Input data >>
-- Start --
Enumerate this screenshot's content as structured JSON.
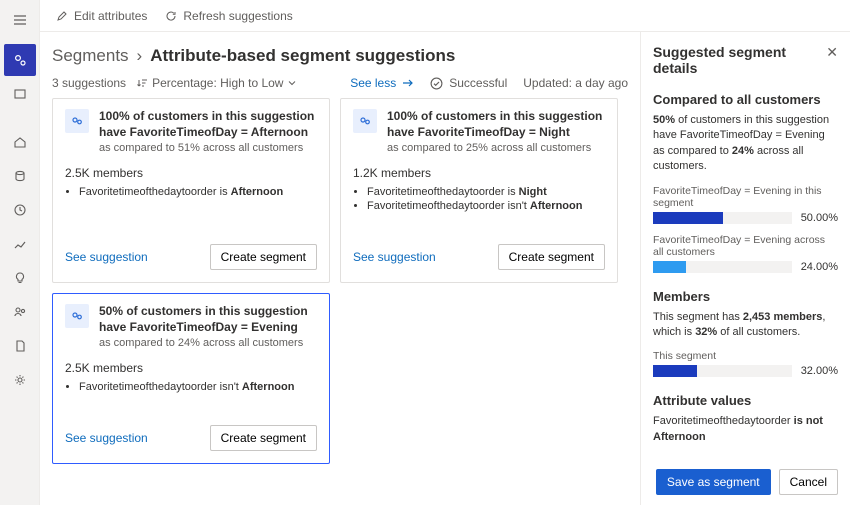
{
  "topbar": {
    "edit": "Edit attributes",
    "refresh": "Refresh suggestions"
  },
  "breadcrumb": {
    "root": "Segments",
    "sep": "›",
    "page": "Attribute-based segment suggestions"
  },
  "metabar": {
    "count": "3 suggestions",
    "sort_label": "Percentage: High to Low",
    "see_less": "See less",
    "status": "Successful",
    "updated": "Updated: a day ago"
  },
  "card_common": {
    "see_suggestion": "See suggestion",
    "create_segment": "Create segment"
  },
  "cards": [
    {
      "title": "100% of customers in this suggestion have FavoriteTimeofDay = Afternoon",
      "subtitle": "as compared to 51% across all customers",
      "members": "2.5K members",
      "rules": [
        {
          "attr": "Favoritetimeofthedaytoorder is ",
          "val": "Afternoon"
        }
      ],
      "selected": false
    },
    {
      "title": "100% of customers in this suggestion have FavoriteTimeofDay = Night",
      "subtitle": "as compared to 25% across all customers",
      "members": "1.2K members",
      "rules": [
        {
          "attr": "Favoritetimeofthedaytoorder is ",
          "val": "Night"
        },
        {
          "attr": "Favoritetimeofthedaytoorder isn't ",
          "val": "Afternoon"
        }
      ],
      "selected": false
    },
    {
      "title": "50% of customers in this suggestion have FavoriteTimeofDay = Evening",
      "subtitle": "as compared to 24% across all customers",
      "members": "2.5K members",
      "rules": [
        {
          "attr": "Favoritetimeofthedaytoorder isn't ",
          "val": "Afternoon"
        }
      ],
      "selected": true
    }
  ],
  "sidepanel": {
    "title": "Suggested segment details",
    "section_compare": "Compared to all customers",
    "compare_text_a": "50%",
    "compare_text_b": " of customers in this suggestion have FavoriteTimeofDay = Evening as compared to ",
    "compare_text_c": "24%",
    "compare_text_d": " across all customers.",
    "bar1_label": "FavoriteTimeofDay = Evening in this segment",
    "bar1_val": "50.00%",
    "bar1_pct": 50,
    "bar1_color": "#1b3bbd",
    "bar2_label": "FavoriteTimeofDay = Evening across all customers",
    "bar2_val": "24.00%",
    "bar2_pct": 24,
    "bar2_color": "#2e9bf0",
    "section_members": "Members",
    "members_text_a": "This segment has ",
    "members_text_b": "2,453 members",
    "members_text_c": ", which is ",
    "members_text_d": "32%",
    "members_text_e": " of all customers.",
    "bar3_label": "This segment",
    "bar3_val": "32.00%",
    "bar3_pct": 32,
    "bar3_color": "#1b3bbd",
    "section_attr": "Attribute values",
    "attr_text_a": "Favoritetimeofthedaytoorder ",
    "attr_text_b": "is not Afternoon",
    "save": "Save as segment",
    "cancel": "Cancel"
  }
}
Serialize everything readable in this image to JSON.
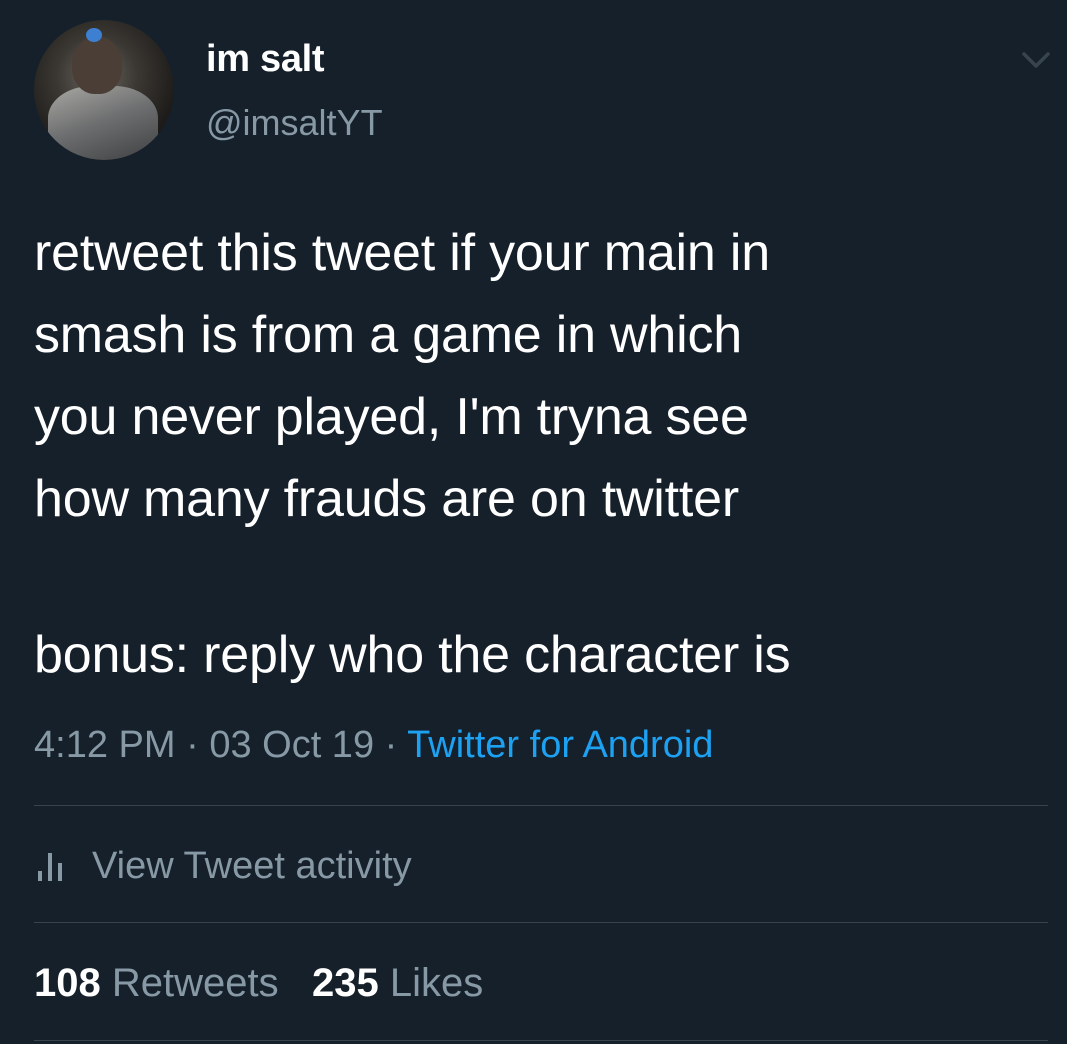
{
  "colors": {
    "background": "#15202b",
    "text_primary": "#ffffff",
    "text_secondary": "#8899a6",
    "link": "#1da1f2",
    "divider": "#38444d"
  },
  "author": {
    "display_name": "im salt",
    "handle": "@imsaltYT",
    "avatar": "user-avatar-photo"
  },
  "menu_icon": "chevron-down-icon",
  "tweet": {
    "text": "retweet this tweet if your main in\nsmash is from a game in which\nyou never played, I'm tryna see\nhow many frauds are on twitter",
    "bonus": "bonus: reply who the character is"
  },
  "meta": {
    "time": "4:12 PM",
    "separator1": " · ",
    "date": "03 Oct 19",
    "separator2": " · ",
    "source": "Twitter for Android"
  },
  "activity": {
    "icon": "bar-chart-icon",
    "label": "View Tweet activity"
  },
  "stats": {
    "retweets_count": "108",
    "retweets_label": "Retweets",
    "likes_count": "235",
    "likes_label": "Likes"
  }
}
-- End --
What the exercise asks >>
Show the lines of the records that include the string "across".

Solution to the problem >>
      "subtitle": "as compared to 51% across all customers",
      "subtitle": "as compared to 25% across all customers",
      "subtitle": "as compared to 24% across all customers",
    "compare_text_d": " across all customers.",
    "bar2_label": "FavoriteTimeofDay = Evening across all customers",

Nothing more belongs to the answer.